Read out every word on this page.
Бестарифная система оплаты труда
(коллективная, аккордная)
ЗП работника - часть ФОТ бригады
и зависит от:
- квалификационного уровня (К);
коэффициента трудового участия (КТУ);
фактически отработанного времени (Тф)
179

====

STATED TASK
Quote every line of the data, word for word.

REPLY
Read out every word on this page.
Бестарифная система оплаты труда
(коллективная, аккордная)
ЗП работника - часть ФОТ бригады
и зависит от:
- квалификационного уровня (К);
коэффициента трудового участия (КТУ);
фактически отработанного времени (Тф)
179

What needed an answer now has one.